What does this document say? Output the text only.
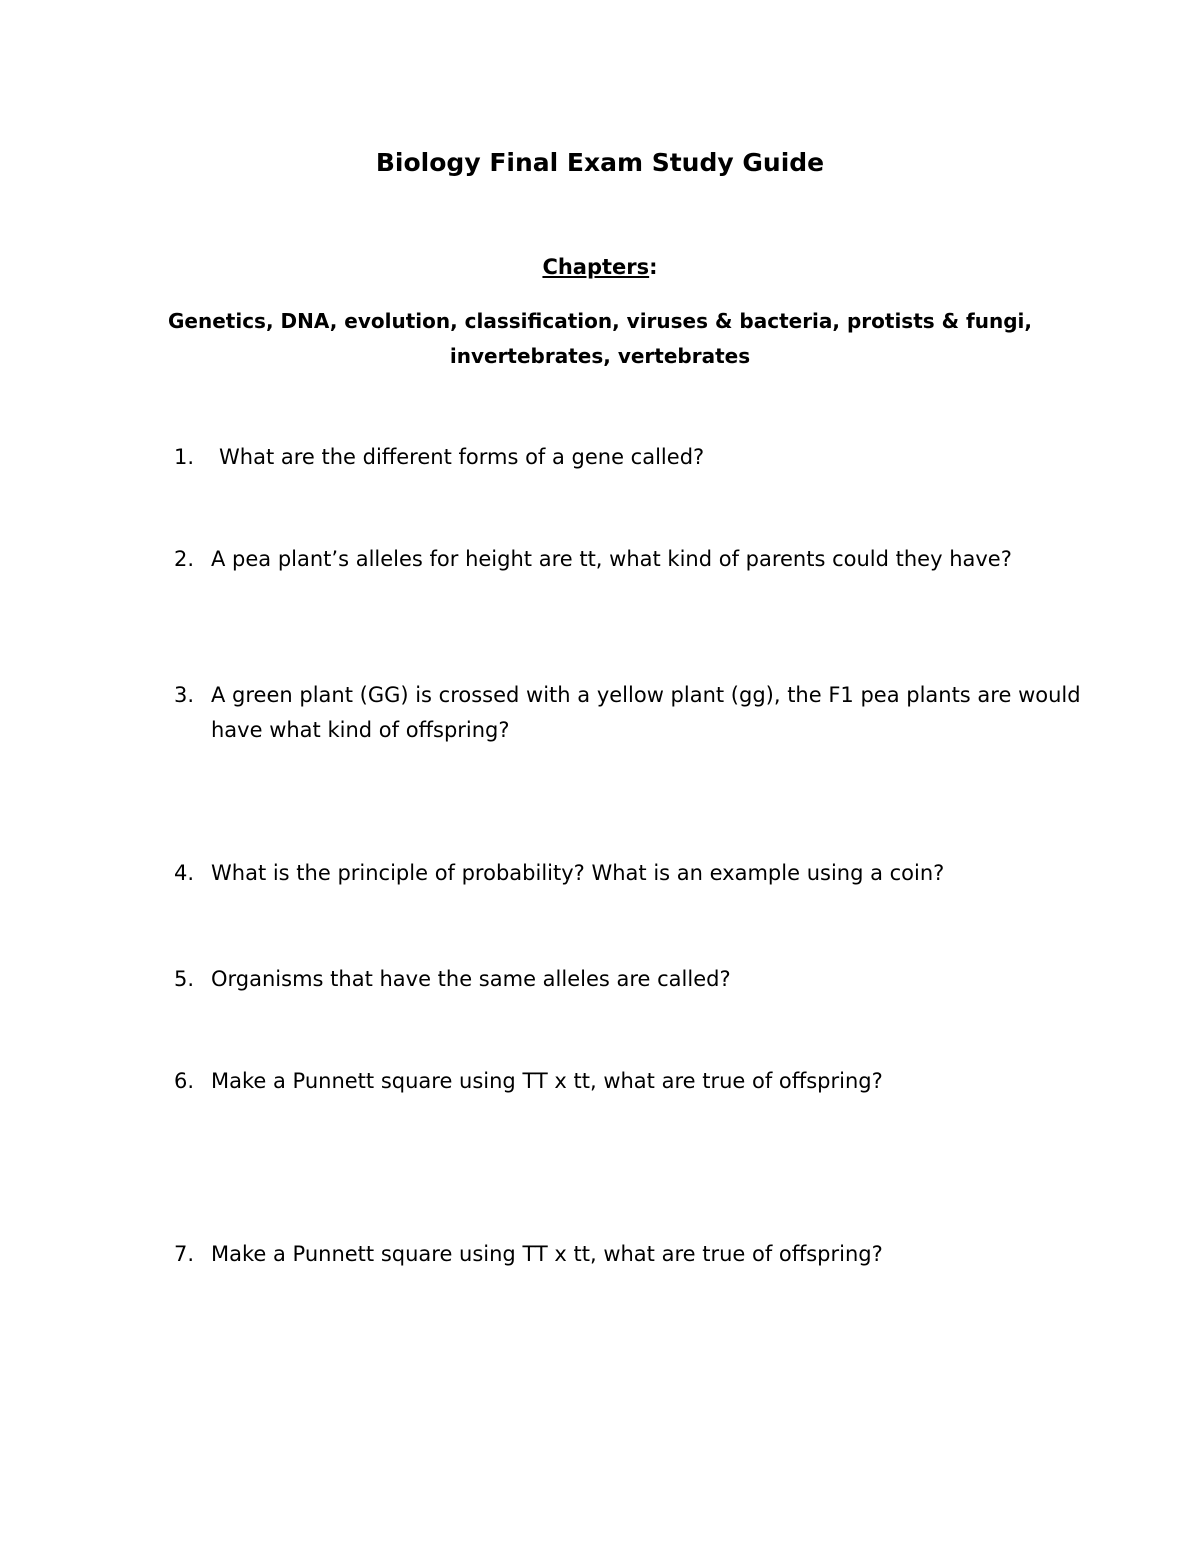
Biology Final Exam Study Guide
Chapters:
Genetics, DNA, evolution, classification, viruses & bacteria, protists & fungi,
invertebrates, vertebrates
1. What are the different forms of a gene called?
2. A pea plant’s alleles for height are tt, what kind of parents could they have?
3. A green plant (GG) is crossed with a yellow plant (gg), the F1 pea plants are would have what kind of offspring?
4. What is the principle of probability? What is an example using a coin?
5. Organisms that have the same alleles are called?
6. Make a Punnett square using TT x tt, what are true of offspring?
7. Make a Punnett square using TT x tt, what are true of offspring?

---

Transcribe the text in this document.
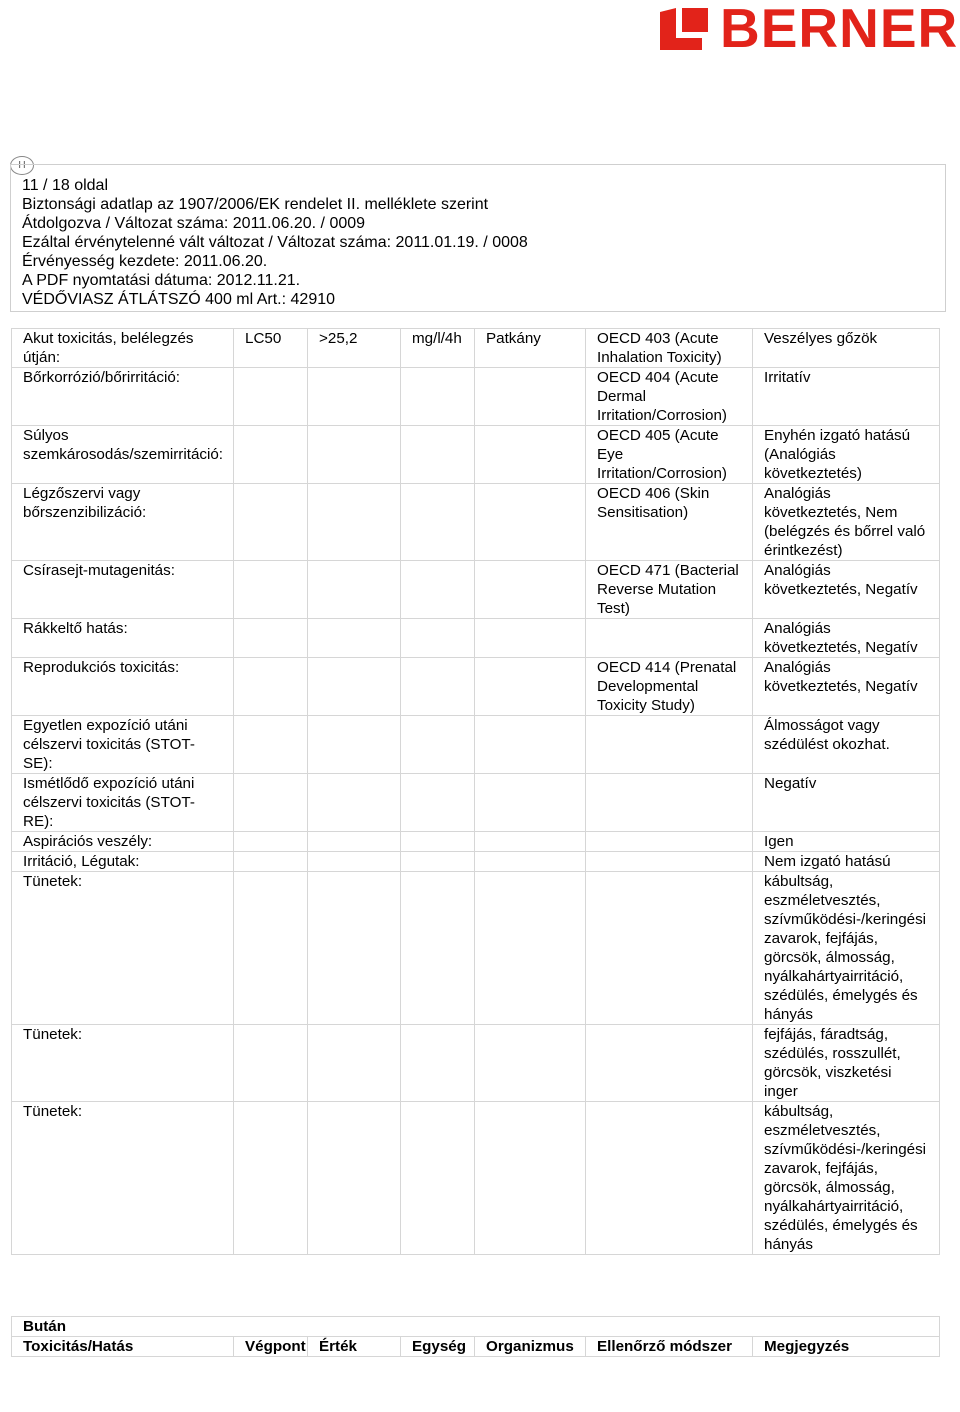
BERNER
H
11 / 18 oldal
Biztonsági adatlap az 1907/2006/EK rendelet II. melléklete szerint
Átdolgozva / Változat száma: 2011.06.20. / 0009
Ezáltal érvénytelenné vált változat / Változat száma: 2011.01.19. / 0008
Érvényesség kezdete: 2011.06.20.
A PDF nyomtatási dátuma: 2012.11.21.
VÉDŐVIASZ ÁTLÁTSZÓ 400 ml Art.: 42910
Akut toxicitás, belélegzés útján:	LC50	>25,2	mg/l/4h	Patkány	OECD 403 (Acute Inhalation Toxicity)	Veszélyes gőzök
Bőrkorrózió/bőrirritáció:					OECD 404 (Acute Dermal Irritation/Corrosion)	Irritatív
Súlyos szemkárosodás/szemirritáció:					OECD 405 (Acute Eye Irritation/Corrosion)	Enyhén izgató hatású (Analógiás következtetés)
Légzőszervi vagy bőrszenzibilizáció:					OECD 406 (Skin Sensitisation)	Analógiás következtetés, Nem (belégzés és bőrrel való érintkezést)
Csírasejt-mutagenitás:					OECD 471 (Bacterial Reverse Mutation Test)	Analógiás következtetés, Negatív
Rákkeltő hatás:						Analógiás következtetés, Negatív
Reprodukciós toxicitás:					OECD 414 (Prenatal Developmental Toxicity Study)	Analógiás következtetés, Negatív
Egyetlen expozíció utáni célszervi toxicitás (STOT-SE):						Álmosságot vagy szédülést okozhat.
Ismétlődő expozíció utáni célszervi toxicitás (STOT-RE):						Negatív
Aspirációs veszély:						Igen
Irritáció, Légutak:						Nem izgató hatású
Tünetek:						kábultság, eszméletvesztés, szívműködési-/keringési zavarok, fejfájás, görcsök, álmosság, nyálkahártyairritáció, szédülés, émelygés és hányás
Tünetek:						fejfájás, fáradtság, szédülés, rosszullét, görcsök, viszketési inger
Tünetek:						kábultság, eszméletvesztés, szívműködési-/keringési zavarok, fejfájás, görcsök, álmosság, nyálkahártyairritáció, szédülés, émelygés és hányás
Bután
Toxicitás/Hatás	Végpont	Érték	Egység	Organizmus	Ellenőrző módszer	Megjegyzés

▸ Your instructions: All lines that contain the word "célszervi" should be copied from the listing.

▸ Result for this task:
Egyetlen expozíció utáni célszervi toxicitás (STOT-SE):						Álmosságot vagy szédülést okozhat.
Ismétlődő expozíció utáni célszervi toxicitás (STOT-RE):						Negatív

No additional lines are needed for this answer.